═══ DATA TO PROCESS

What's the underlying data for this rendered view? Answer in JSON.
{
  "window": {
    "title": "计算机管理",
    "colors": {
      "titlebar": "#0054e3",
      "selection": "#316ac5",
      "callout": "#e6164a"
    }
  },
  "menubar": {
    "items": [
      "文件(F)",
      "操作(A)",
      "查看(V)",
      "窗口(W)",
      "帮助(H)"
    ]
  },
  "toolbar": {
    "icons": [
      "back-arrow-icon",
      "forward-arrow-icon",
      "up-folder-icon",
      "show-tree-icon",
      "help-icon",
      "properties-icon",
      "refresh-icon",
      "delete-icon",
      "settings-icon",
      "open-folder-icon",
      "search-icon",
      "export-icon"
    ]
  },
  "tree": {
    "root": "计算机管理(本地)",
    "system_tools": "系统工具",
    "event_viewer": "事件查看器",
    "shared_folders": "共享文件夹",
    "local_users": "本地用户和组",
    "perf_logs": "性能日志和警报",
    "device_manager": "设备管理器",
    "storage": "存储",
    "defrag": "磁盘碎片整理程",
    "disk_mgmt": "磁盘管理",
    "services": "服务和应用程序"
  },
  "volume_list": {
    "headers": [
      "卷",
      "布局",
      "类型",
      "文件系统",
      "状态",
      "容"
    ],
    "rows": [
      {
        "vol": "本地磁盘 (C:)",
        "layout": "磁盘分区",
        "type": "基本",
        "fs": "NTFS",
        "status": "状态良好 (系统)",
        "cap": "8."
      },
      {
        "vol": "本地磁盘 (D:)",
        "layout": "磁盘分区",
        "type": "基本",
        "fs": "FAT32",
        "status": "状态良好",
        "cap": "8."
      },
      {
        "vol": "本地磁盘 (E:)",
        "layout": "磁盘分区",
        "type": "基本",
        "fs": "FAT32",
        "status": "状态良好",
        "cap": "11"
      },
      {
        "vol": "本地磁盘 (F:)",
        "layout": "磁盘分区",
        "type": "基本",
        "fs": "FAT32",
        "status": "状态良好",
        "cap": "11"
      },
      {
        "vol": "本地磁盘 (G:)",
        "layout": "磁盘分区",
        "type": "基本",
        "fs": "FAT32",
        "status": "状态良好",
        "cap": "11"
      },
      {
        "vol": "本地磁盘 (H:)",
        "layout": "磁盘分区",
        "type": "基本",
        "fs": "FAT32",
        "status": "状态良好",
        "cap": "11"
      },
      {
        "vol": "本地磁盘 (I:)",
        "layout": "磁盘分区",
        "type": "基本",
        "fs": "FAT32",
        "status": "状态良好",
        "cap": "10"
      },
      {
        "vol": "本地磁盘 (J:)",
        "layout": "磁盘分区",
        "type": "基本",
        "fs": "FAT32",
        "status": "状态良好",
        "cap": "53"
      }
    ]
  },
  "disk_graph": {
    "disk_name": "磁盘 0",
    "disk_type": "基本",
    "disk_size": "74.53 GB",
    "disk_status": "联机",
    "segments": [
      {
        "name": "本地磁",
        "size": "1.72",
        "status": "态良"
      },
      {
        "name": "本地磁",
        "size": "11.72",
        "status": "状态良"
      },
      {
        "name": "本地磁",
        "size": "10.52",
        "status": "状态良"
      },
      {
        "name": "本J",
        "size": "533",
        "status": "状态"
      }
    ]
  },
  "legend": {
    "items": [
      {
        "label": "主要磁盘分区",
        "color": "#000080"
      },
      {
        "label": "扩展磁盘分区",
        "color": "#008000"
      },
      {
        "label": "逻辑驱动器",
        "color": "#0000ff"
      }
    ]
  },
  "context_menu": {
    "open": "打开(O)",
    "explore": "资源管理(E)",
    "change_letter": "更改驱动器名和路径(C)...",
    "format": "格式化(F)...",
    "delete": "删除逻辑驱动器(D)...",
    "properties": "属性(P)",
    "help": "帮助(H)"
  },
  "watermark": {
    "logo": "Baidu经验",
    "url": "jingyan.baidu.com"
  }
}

══════

:: OBJECTIVE ::
Set down all of the records shown above once more, exactly.

:: THE RESULT ::
What's the underlying data for this rendered view? Answer in JSON.
{
  "window": {
    "title": "计算机管理",
    "colors": {
      "titlebar": "#0054e3",
      "selection": "#316ac5",
      "callout": "#e6164a"
    }
  },
  "menubar": {
    "items": [
      "文件(F)",
      "操作(A)",
      "查看(V)",
      "窗口(W)",
      "帮助(H)"
    ]
  },
  "toolbar": {
    "icons": [
      "back-arrow-icon",
      "forward-arrow-icon",
      "up-folder-icon",
      "show-tree-icon",
      "help-icon",
      "properties-icon",
      "refresh-icon",
      "delete-icon",
      "settings-icon",
      "open-folder-icon",
      "search-icon",
      "export-icon"
    ]
  },
  "tree": {
    "root": "计算机管理(本地)",
    "system_tools": "系统工具",
    "event_viewer": "事件查看器",
    "shared_folders": "共享文件夹",
    "local_users": "本地用户和组",
    "perf_logs": "性能日志和警报",
    "device_manager": "设备管理器",
    "storage": "存储",
    "defrag": "磁盘碎片整理程",
    "disk_mgmt": "磁盘管理",
    "services": "服务和应用程序"
  },
  "volume_list": {
    "headers": [
      "卷",
      "布局",
      "类型",
      "文件系统",
      "状态",
      "容"
    ],
    "rows": [
      {
        "vol": "本地磁盘 (C:)",
        "layout": "磁盘分区",
        "type": "基本",
        "fs": "NTFS",
        "status": "状态良好 (系统)",
        "cap": "8."
      },
      {
        "vol": "本地磁盘 (D:)",
        "layout": "磁盘分区",
        "type": "基本",
        "fs": "FAT32",
        "status": "状态良好",
        "cap": "8."
      },
      {
        "vol": "本地磁盘 (E:)",
        "layout": "磁盘分区",
        "type": "基本",
        "fs": "FAT32",
        "status": "状态良好",
        "cap": "11"
      },
      {
        "vol": "本地磁盘 (F:)",
        "layout": "磁盘分区",
        "type": "基本",
        "fs": "FAT32",
        "status": "状态良好",
        "cap": "11"
      },
      {
        "vol": "本地磁盘 (G:)",
        "layout": "磁盘分区",
        "type": "基本",
        "fs": "FAT32",
        "status": "状态良好",
        "cap": "11"
      },
      {
        "vol": "本地磁盘 (H:)",
        "layout": "磁盘分区",
        "type": "基本",
        "fs": "FAT32",
        "status": "状态良好",
        "cap": "11"
      },
      {
        "vol": "本地磁盘 (I:)",
        "layout": "磁盘分区",
        "type": "基本",
        "fs": "FAT32",
        "status": "状态良好",
        "cap": "10"
      },
      {
        "vol": "本地磁盘 (J:)",
        "layout": "磁盘分区",
        "type": "基本",
        "fs": "FAT32",
        "status": "状态良好",
        "cap": "53"
      }
    ]
  },
  "disk_graph": {
    "disk_name": "磁盘 0",
    "disk_type": "基本",
    "disk_size": "74.53 GB",
    "disk_status": "联机",
    "segments": [
      {
        "name": "本地磁",
        "size": "1.72",
        "status": "态良"
      },
      {
        "name": "本地磁",
        "size": "11.72",
        "status": "状态良"
      },
      {
        "name": "本地磁",
        "size": "10.52",
        "status": "状态良"
      },
      {
        "name": "本J",
        "size": "533",
        "status": "状态"
      }
    ]
  },
  "legend": {
    "items": [
      {
        "label": "主要磁盘分区",
        "color": "#000080"
      },
      {
        "label": "扩展磁盘分区",
        "color": "#008000"
      },
      {
        "label": "逻辑驱动器",
        "color": "#0000ff"
      }
    ]
  },
  "context_menu": {
    "open": "打开(O)",
    "explore": "资源管理(E)",
    "change_letter": "更改驱动器名和路径(C)...",
    "format": "格式化(F)...",
    "delete": "删除逻辑驱动器(D)...",
    "properties": "属性(P)",
    "help": "帮助(H)"
  },
  "watermark": {
    "logo": "Baidu经验",
    "url": "jingyan.baidu.com"
  }
}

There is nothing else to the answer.